■ STATED TASK ■
What follows is a block of records; restate each one word for word.

■ DATA SHOWN ■
*****

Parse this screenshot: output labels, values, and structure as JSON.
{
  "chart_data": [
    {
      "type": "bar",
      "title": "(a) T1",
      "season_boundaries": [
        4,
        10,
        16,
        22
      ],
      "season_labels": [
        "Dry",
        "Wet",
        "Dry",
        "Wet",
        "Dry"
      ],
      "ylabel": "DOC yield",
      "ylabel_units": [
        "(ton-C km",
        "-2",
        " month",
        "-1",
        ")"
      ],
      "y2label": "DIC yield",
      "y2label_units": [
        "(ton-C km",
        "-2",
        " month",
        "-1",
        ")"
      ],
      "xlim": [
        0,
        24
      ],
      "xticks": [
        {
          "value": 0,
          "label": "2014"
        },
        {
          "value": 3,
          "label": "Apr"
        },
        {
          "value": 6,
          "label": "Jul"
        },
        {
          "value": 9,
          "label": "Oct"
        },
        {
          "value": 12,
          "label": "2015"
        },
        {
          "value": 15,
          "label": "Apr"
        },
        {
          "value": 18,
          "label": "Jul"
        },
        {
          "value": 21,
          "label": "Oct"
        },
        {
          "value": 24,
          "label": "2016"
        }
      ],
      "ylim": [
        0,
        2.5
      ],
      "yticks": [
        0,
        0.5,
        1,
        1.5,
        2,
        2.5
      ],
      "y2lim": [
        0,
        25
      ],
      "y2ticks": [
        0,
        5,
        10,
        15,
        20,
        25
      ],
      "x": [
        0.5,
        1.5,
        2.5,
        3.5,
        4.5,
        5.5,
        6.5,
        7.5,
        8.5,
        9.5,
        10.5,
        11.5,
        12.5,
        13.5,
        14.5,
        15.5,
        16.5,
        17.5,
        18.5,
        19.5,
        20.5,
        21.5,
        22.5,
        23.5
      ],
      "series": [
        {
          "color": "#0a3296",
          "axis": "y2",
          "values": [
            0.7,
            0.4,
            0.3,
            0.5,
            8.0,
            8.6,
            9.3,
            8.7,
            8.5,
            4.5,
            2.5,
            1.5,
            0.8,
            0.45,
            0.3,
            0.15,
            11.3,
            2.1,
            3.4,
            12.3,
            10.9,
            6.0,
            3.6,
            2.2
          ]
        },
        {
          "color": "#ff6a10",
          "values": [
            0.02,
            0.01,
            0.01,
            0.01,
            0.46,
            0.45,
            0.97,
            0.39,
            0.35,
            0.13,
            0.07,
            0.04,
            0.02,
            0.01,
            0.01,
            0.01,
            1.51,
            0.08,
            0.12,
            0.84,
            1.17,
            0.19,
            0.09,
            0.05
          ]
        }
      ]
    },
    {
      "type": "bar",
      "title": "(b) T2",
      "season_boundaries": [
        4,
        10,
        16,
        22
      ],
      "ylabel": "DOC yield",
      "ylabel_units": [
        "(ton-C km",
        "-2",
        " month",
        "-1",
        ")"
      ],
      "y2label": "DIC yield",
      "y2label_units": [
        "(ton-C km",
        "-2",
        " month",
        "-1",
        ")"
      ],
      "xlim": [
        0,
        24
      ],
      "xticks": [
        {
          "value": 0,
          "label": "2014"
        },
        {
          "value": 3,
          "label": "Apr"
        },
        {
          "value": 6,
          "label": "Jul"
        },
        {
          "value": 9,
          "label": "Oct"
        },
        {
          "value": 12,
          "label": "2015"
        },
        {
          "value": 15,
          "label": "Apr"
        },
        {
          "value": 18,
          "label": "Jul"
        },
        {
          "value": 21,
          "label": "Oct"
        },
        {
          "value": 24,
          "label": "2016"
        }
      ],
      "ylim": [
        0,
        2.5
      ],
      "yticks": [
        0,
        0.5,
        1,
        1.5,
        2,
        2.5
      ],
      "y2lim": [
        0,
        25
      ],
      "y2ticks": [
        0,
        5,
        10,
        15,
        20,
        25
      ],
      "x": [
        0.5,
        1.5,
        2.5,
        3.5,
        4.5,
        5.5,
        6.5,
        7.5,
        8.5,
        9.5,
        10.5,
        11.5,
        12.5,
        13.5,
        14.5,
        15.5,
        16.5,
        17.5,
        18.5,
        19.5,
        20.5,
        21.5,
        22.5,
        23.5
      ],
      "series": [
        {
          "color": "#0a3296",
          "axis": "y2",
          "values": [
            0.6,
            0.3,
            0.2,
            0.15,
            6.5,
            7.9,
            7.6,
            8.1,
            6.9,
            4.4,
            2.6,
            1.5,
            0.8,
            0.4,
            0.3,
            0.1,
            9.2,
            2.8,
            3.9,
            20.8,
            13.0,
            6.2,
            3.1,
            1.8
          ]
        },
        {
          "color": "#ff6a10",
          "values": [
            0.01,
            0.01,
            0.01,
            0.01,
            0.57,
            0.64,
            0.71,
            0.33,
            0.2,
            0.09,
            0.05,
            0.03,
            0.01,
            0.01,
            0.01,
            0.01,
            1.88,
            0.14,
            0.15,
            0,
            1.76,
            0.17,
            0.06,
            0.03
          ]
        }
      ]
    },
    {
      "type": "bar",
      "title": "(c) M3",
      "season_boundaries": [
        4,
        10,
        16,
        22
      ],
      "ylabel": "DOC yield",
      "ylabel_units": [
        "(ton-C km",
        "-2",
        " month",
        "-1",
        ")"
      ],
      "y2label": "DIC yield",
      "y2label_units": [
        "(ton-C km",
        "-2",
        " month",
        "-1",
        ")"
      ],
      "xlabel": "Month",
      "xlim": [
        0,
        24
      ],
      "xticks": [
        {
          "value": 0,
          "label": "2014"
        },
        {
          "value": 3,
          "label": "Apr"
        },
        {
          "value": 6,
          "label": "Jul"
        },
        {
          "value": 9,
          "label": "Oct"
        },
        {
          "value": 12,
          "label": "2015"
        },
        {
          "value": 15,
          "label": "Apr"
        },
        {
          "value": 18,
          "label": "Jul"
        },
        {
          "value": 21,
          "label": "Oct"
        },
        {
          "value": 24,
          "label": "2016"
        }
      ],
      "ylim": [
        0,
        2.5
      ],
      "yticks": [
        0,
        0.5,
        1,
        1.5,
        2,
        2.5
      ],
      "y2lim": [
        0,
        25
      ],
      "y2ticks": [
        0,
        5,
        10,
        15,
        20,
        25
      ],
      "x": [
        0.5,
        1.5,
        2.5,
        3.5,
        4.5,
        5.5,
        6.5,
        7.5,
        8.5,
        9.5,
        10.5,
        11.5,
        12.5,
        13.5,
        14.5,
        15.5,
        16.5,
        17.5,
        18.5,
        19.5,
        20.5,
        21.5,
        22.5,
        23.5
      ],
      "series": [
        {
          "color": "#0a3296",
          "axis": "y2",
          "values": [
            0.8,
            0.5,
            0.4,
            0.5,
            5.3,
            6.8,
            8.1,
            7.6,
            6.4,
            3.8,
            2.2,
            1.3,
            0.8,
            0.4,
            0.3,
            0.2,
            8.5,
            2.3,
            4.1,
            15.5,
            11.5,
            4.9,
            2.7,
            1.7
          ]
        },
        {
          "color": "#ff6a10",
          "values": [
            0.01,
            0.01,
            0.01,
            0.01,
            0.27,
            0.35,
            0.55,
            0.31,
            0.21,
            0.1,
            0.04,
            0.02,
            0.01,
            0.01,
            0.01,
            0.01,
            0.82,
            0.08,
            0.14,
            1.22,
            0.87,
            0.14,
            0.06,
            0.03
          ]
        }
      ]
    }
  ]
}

*****

■ WRITTEN RESPONSE ■
Parse this screenshot: output labels, values, and structure as JSON.
{
  "chart_data": [
    {
      "type": "bar",
      "title": "(a) T1",
      "season_boundaries": [
        4,
        10,
        16,
        22
      ],
      "season_labels": [
        "Dry",
        "Wet",
        "Dry",
        "Wet",
        "Dry"
      ],
      "ylabel": "DOC yield",
      "ylabel_units": [
        "(ton-C km",
        "-2",
        " month",
        "-1",
        ")"
      ],
      "y2label": "DIC yield",
      "y2label_units": [
        "(ton-C km",
        "-2",
        " month",
        "-1",
        ")"
      ],
      "xlim": [
        0,
        24
      ],
      "xticks": [
        {
          "value": 0,
          "label": "2014"
        },
        {
          "value": 3,
          "label": "Apr"
        },
        {
          "value": 6,
          "label": "Jul"
        },
        {
          "value": 9,
          "label": "Oct"
        },
        {
          "value": 12,
          "label": "2015"
        },
        {
          "value": 15,
          "label": "Apr"
        },
        {
          "value": 18,
          "label": "Jul"
        },
        {
          "value": 21,
          "label": "Oct"
        },
        {
          "value": 24,
          "label": "2016"
        }
      ],
      "ylim": [
        0,
        2.5
      ],
      "yticks": [
        0,
        0.5,
        1,
        1.5,
        2,
        2.5
      ],
      "y2lim": [
        0,
        25
      ],
      "y2ticks": [
        0,
        5,
        10,
        15,
        20,
        25
      ],
      "x": [
        0.5,
        1.5,
        2.5,
        3.5,
        4.5,
        5.5,
        6.5,
        7.5,
        8.5,
        9.5,
        10.5,
        11.5,
        12.5,
        13.5,
        14.5,
        15.5,
        16.5,
        17.5,
        18.5,
        19.5,
        20.5,
        21.5,
        22.5,
        23.5
      ],
      "series": [
        {
          "color": "#0a3296",
          "axis": "y2",
          "values": [
            0.7,
            0.4,
            0.3,
            0.5,
            8.0,
            8.6,
            9.3,
            8.7,
            8.5,
            4.5,
            2.5,
            1.5,
            0.8,
            0.45,
            0.3,
            0.15,
            11.3,
            2.1,
            3.4,
            12.3,
            10.9,
            6.0,
            3.6,
            2.2
          ]
        },
        {
          "color": "#ff6a10",
          "values": [
            0.02,
            0.01,
            0.01,
            0.01,
            0.46,
            0.45,
            0.97,
            0.39,
            0.35,
            0.13,
            0.07,
            0.04,
            0.02,
            0.01,
            0.01,
            0.01,
            1.51,
            0.08,
            0.12,
            0.84,
            1.17,
            0.19,
            0.09,
            0.05
          ]
        }
      ]
    },
    {
      "type": "bar",
      "title": "(b) T2",
      "season_boundaries": [
        4,
        10,
        16,
        22
      ],
      "ylabel": "DOC yield",
      "ylabel_units": [
        "(ton-C km",
        "-2",
        " month",
        "-1",
        ")"
      ],
      "y2label": "DIC yield",
      "y2label_units": [
        "(ton-C km",
        "-2",
        " month",
        "-1",
        ")"
      ],
      "xlim": [
        0,
        24
      ],
      "xticks": [
        {
          "value": 0,
          "label": "2014"
        },
        {
          "value": 3,
          "label": "Apr"
        },
        {
          "value": 6,
          "label": "Jul"
        },
        {
          "value": 9,
          "label": "Oct"
        },
        {
          "value": 12,
          "label": "2015"
        },
        {
          "value": 15,
          "label": "Apr"
        },
        {
          "value": 18,
          "label": "Jul"
        },
        {
          "value": 21,
          "label": "Oct"
        },
        {
          "value": 24,
          "label": "2016"
        }
      ],
      "ylim": [
        0,
        2.5
      ],
      "yticks": [
        0,
        0.5,
        1,
        1.5,
        2,
        2.5
      ],
      "y2lim": [
        0,
        25
      ],
      "y2ticks": [
        0,
        5,
        10,
        15,
        20,
        25
      ],
      "x": [
        0.5,
        1.5,
        2.5,
        3.5,
        4.5,
        5.5,
        6.5,
        7.5,
        8.5,
        9.5,
        10.5,
        11.5,
        12.5,
        13.5,
        14.5,
        15.5,
        16.5,
        17.5,
        18.5,
        19.5,
        20.5,
        21.5,
        22.5,
        23.5
      ],
      "series": [
        {
          "color": "#0a3296",
          "axis": "y2",
          "values": [
            0.6,
            0.3,
            0.2,
            0.15,
            6.5,
            7.9,
            7.6,
            8.1,
            6.9,
            4.4,
            2.6,
            1.5,
            0.8,
            0.4,
            0.3,
            0.1,
            9.2,
            2.8,
            3.9,
            20.8,
            13.0,
            6.2,
            3.1,
            1.8
          ]
        },
        {
          "color": "#ff6a10",
          "values": [
            0.01,
            0.01,
            0.01,
            0.01,
            0.57,
            0.64,
            0.71,
            0.33,
            0.2,
            0.09,
            0.05,
            0.03,
            0.01,
            0.01,
            0.01,
            0.01,
            1.88,
            0.14,
            0.15,
            0,
            1.76,
            0.17,
            0.06,
            0.03
          ]
        }
      ]
    },
    {
      "type": "bar",
      "title": "(c) M3",
      "season_boundaries": [
        4,
        10,
        16,
        22
      ],
      "ylabel": "DOC yield",
      "ylabel_units": [
        "(ton-C km",
        "-2",
        " month",
        "-1",
        ")"
      ],
      "y2label": "DIC yield",
      "y2label_units": [
        "(ton-C km",
        "-2",
        " month",
        "-1",
        ")"
      ],
      "xlabel": "Month",
      "xlim": [
        0,
        24
      ],
      "xticks": [
        {
          "value": 0,
          "label": "2014"
        },
        {
          "value": 3,
          "label": "Apr"
        },
        {
          "value": 6,
          "label": "Jul"
        },
        {
          "value": 9,
          "label": "Oct"
        },
        {
          "value": 12,
          "label": "2015"
        },
        {
          "value": 15,
          "label": "Apr"
        },
        {
          "value": 18,
          "label": "Jul"
        },
        {
          "value": 21,
          "label": "Oct"
        },
        {
          "value": 24,
          "label": "2016"
        }
      ],
      "ylim": [
        0,
        2.5
      ],
      "yticks": [
        0,
        0.5,
        1,
        1.5,
        2,
        2.5
      ],
      "y2lim": [
        0,
        25
      ],
      "y2ticks": [
        0,
        5,
        10,
        15,
        20,
        25
      ],
      "x": [
        0.5,
        1.5,
        2.5,
        3.5,
        4.5,
        5.5,
        6.5,
        7.5,
        8.5,
        9.5,
        10.5,
        11.5,
        12.5,
        13.5,
        14.5,
        15.5,
        16.5,
        17.5,
        18.5,
        19.5,
        20.5,
        21.5,
        22.5,
        23.5
      ],
      "series": [
        {
          "color": "#0a3296",
          "axis": "y2",
          "values": [
            0.8,
            0.5,
            0.4,
            0.5,
            5.3,
            6.8,
            8.1,
            7.6,
            6.4,
            3.8,
            2.2,
            1.3,
            0.8,
            0.4,
            0.3,
            0.2,
            8.5,
            2.3,
            4.1,
            15.5,
            11.5,
            4.9,
            2.7,
            1.7
          ]
        },
        {
          "color": "#ff6a10",
          "values": [
            0.01,
            0.01,
            0.01,
            0.01,
            0.27,
            0.35,
            0.55,
            0.31,
            0.21,
            0.1,
            0.04,
            0.02,
            0.01,
            0.01,
            0.01,
            0.01,
            0.82,
            0.08,
            0.14,
            1.22,
            0.87,
            0.14,
            0.06,
            0.03
          ]
        }
      ]
    }
  ]
}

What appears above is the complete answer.